Your goal: Look for the string "vilka" in the data below, and copy each line that holds it.

[Structured page parsing data]

□ □ □

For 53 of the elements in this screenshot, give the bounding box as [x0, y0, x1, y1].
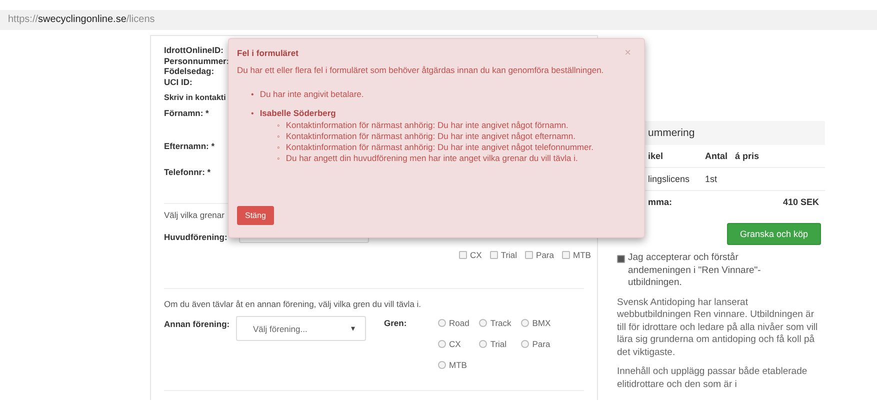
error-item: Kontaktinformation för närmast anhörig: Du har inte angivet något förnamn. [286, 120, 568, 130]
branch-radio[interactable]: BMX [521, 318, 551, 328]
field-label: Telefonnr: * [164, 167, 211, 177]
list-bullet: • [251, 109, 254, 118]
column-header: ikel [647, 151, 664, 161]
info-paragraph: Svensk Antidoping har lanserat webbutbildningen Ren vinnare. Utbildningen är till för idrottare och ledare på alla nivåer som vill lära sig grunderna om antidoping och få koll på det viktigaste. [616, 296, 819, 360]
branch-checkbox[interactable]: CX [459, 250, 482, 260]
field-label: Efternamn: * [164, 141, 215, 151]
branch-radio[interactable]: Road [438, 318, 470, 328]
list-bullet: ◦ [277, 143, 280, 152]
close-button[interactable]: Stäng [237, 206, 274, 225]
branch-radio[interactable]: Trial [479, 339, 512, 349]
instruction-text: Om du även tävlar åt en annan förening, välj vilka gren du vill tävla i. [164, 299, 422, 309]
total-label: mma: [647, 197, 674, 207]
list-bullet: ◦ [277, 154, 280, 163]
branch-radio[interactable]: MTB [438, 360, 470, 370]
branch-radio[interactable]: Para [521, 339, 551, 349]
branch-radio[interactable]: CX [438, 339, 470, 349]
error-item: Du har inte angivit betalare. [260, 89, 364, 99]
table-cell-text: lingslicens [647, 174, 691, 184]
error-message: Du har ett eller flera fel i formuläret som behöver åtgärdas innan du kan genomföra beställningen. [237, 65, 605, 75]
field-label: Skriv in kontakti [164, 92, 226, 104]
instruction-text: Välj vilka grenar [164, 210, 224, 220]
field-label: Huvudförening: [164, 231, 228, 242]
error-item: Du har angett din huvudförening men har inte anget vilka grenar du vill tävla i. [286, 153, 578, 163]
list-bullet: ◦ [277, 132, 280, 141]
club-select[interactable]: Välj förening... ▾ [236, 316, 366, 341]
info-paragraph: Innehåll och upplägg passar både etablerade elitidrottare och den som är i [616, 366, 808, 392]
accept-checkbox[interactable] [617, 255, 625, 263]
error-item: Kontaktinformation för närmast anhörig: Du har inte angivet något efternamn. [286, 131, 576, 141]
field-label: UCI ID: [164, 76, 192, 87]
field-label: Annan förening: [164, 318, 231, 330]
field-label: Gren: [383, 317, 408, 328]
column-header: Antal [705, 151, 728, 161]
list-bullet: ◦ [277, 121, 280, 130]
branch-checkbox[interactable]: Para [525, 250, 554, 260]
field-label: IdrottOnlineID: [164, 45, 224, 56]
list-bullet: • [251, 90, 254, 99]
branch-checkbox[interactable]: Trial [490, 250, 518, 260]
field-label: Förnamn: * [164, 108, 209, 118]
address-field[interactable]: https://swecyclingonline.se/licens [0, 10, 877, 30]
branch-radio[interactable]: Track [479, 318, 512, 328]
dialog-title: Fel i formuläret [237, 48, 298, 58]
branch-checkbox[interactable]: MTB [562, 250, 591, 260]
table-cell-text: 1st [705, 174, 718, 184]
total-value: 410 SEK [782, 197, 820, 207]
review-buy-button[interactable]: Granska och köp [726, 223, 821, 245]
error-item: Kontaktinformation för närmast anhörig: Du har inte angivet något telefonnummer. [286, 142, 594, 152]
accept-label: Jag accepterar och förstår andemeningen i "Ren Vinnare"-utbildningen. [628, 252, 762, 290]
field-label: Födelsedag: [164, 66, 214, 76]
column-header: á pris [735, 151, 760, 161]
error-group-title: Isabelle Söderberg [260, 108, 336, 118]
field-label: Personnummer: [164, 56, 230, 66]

□ □ □

Answer space:
instruction-text: Om du även tävlar åt en annan förening, välj vilka gren du vill tävla i. [164, 299, 422, 309]
instruction-text: Välj vilka grenar [164, 210, 224, 220]
error-item: Du har angett din huvudförening men har inte anget vilka grenar du vill tävla i. [286, 153, 578, 163]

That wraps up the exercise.